Data excerpts:
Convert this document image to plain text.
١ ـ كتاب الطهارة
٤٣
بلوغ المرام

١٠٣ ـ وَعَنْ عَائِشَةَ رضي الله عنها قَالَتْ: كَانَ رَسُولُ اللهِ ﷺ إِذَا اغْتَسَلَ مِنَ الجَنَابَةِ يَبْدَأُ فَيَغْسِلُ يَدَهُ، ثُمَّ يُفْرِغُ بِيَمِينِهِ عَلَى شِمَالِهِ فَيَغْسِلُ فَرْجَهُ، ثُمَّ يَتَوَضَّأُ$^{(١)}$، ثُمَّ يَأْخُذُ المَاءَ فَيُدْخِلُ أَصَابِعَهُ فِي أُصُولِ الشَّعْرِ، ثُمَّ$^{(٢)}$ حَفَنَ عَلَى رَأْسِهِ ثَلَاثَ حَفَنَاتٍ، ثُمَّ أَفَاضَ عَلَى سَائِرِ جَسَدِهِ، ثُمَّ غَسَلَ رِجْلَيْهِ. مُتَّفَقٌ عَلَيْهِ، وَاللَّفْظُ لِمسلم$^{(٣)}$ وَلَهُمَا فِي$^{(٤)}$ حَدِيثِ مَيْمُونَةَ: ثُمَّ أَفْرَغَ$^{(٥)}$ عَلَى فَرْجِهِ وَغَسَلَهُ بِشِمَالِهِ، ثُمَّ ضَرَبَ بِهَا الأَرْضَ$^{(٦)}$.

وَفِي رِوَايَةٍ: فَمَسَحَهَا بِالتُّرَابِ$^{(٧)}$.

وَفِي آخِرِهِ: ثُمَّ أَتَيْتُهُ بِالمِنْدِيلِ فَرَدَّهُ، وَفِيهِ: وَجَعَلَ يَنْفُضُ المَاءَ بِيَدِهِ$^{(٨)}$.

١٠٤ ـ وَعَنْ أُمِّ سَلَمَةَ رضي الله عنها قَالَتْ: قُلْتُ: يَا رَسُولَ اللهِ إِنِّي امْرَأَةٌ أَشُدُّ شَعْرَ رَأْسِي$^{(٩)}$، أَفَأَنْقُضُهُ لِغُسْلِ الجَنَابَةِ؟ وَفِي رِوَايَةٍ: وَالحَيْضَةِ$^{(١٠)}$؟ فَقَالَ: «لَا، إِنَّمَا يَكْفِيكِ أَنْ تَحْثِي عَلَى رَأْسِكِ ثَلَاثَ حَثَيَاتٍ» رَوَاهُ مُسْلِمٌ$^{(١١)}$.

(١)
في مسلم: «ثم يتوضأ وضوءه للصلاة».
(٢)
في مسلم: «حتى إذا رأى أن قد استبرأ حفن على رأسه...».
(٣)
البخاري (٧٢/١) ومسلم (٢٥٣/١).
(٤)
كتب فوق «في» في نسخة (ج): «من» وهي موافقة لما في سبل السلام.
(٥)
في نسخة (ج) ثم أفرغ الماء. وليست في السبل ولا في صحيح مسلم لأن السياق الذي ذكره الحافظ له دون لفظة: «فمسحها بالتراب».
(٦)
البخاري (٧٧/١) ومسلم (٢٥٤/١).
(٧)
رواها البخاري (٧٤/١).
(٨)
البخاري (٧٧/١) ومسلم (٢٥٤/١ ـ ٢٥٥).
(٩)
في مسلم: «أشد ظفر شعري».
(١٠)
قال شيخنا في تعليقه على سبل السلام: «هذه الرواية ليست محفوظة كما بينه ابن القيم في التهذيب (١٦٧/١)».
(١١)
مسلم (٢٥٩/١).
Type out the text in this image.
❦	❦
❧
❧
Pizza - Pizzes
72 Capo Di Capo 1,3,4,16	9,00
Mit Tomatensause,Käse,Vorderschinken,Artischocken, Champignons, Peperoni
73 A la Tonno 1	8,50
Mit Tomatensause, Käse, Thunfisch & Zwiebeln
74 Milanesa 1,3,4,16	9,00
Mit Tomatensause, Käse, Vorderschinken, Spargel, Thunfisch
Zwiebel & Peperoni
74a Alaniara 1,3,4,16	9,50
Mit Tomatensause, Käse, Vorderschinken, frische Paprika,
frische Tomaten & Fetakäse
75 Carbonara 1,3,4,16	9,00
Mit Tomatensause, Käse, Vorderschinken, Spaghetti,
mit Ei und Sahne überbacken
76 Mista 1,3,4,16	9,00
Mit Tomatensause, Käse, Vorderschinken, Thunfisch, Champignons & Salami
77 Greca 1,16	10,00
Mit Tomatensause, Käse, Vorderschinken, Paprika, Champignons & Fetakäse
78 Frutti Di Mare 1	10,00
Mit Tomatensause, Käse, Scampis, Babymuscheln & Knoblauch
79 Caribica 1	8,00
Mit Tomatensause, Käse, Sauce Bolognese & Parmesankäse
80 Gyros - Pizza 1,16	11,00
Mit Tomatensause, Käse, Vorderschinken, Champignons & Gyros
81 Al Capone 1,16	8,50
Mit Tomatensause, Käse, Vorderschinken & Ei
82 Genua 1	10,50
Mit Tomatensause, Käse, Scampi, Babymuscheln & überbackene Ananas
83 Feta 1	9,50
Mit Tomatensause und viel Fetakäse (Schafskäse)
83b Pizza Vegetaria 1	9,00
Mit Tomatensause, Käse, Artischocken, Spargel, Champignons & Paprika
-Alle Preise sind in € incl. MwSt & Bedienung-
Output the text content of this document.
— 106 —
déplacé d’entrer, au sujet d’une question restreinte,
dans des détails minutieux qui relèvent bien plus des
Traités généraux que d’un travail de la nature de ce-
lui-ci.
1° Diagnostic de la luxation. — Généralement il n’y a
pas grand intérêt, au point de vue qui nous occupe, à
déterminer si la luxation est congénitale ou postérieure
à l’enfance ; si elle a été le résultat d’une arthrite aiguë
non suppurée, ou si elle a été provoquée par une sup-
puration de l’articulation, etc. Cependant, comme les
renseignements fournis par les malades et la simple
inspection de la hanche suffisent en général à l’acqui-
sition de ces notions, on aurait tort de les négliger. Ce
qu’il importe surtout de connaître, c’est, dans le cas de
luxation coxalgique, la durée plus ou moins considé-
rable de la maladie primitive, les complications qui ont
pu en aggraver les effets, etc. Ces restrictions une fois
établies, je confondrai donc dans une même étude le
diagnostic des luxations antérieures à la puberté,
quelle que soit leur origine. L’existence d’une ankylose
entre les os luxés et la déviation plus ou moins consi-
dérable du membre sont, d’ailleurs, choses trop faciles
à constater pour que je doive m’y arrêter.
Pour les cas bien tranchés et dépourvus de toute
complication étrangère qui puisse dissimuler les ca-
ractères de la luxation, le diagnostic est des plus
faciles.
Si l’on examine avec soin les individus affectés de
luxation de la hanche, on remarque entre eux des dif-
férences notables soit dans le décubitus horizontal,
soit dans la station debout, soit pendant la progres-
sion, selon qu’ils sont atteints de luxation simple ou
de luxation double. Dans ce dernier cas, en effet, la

Written instruction: Your task is to repeat every entry exactly.

Answer to the task:
Convert this document image to plain text.
١ ـ كتاب الطهارة
٤٣
بلوغ المرام

١٠٣ ـ وَعَنْ عَائِشَةَ رضي الله عنها قَالَتْ: كَانَ رَسُولُ اللهِ ﷺ إِذَا اغْتَسَلَ مِنَ الجَنَابَةِ يَبْدَأُ فَيَغْسِلُ يَدَهُ، ثُمَّ يُفْرِغُ بِيَمِينِهِ عَلَى شِمَالِهِ فَيَغْسِلُ فَرْجَهُ، ثُمَّ يَتَوَضَّأُ$^{(١)}$، ثُمَّ يَأْخُذُ المَاءَ فَيُدْخِلُ أَصَابِعَهُ فِي أُصُولِ الشَّعْرِ، ثُمَّ$^{(٢)}$ حَفَنَ عَلَى رَأْسِهِ ثَلَاثَ حَفَنَاتٍ، ثُمَّ أَفَاضَ عَلَى سَائِرِ جَسَدِهِ، ثُمَّ غَسَلَ رِجْلَيْهِ. مُتَّفَقٌ عَلَيْهِ، وَاللَّفْظُ لِمسلم$^{(٣)}$ وَلَهُمَا فِي$^{(٤)}$ حَدِيثِ مَيْمُونَةَ: ثُمَّ أَفْرَغَ$^{(٥)}$ عَلَى فَرْجِهِ وَغَسَلَهُ بِشِمَالِهِ، ثُمَّ ضَرَبَ بِهَا الأَرْضَ$^{(٦)}$.

وَفِي رِوَايَةٍ: فَمَسَحَهَا بِالتُّرَابِ$^{(٧)}$.

وَفِي آخِرِهِ: ثُمَّ أَتَيْتُهُ بِالمِنْدِيلِ فَرَدَّهُ، وَفِيهِ: وَجَعَلَ يَنْفُضُ المَاءَ بِيَدِهِ$^{(٨)}$.

١٠٤ ـ وَعَنْ أُمِّ سَلَمَةَ رضي الله عنها قَالَتْ: قُلْتُ: يَا رَسُولَ اللهِ إِنِّي امْرَأَةٌ أَشُدُّ شَعْرَ رَأْسِي$^{(٩)}$، أَفَأَنْقُضُهُ لِغُسْلِ الجَنَابَةِ؟ وَفِي رِوَايَةٍ: وَالحَيْضَةِ$^{(١٠)}$؟ فَقَالَ: «لَا، إِنَّمَا يَكْفِيكِ أَنْ تَحْثِي عَلَى رَأْسِكِ ثَلَاثَ حَثَيَاتٍ» رَوَاهُ مُسْلِمٌ$^{(١١)}$.

(١)
في مسلم: «ثم يتوضأ وضوءه للصلاة».
(٢)
في مسلم: «حتى إذا رأى أن قد استبرأ حفن على رأسه...».
(٣)
البخاري (٧٢/١) ومسلم (٢٥٣/١).
(٤)
كتب فوق «في» في نسخة (ج): «من» وهي موافقة لما في سبل السلام.
(٥)
في نسخة (ج) ثم أفرغ الماء. وليست في السبل ولا في صحيح مسلم لأن السياق الذي ذكره الحافظ له دون لفظة: «فمسحها بالتراب».
(٦)
البخاري (٧٧/١) ومسلم (٢٥٤/١).
(٧)
رواها البخاري (٧٤/١).
(٨)
البخاري (٧٧/١) ومسلم (٢٥٤/١ ـ ٢٥٥).
(٩)
في مسلم: «أشد ظفر شعري».
(١٠)
قال شيخنا في تعليقه على سبل السلام: «هذه الرواية ليست محفوظة كما بينه ابن القيم في التهذيب (١٦٧/١)».
(١١)
مسلم (٢٥٩/١).
Type out the text in this image.
❦	❦
❧
❧
Pizza - Pizzes
72 Capo Di Capo 1,3,4,16	9,00
Mit Tomatensause,Käse,Vorderschinken,Artischocken, Champignons, Peperoni
73 A la Tonno 1	8,50
Mit Tomatensause, Käse, Thunfisch & Zwiebeln
74 Milanesa 1,3,4,16	9,00
Mit Tomatensause, Käse, Vorderschinken, Spargel, Thunfisch
Zwiebel & Peperoni
74a Alaniara 1,3,4,16	9,50
Mit Tomatensause, Käse, Vorderschinken, frische Paprika,
frische Tomaten & Fetakäse
75 Carbonara 1,3,4,16	9,00
Mit Tomatensause, Käse, Vorderschinken, Spaghetti,
mit Ei und Sahne überbacken
76 Mista 1,3,4,16	9,00
Mit Tomatensause, Käse, Vorderschinken, Thunfisch, Champignons & Salami
77 Greca 1,16	10,00
Mit Tomatensause, Käse, Vorderschinken, Paprika, Champignons & Fetakäse
78 Frutti Di Mare 1	10,00
Mit Tomatensause, Käse, Scampis, Babymuscheln & Knoblauch
79 Caribica 1	8,00
Mit Tomatensause, Käse, Sauce Bolognese & Parmesankäse
80 Gyros - Pizza 1,16	11,00
Mit Tomatensause, Käse, Vorderschinken, Champignons & Gyros
81 Al Capone 1,16	8,50
Mit Tomatensause, Käse, Vorderschinken & Ei
82 Genua 1	10,50
Mit Tomatensause, Käse, Scampi, Babymuscheln & überbackene Ananas
83 Feta 1	9,50
Mit Tomatensause und viel Fetakäse (Schafskäse)
83b Pizza Vegetaria 1	9,00
Mit Tomatensause, Käse, Artischocken, Spargel, Champignons & Paprika
-Alle Preise sind in € incl. MwSt & Bedienung-
Output the text content of this document.
— 106 —
déplacé d’entrer, au sujet d’une question restreinte,
dans des détails minutieux qui relèvent bien plus des
Traités généraux que d’un travail de la nature de ce-
lui-ci.
1° Diagnostic de la luxation. — Généralement il n’y a
pas grand intérêt, au point de vue qui nous occupe, à
déterminer si la luxation est congénitale ou postérieure
à l’enfance ; si elle a été le résultat d’une arthrite aiguë
non suppurée, ou si elle a été provoquée par une sup-
puration de l’articulation, etc. Cependant, comme les
renseignements fournis par les malades et la simple
inspection de la hanche suffisent en général à l’acqui-
sition de ces notions, on aurait tort de les négliger. Ce
qu’il importe surtout de connaître, c’est, dans le cas de
luxation coxalgique, la durée plus ou moins considé-
rable de la maladie primitive, les complications qui ont
pu en aggraver les effets, etc. Ces restrictions une fois
établies, je confondrai donc dans une même étude le
diagnostic des luxations antérieures à la puberté,
quelle que soit leur origine. L’existence d’une ankylose
entre les os luxés et la déviation plus ou moins consi-
dérable du membre sont, d’ailleurs, choses trop faciles
à constater pour que je doive m’y arrêter.
Pour les cas bien tranchés et dépourvus de toute
complication étrangère qui puisse dissimuler les ca-
ractères de la luxation, le diagnostic est des plus
faciles.
Si l’on examine avec soin les individus affectés de
luxation de la hanche, on remarque entre eux des dif-
férences notables soit dans le décubitus horizontal,
soit dans la station debout, soit pendant la progres-
sion, selon qu’ils sont atteints de luxation simple ou
de luxation double. Dans ce dernier cas, en effet, la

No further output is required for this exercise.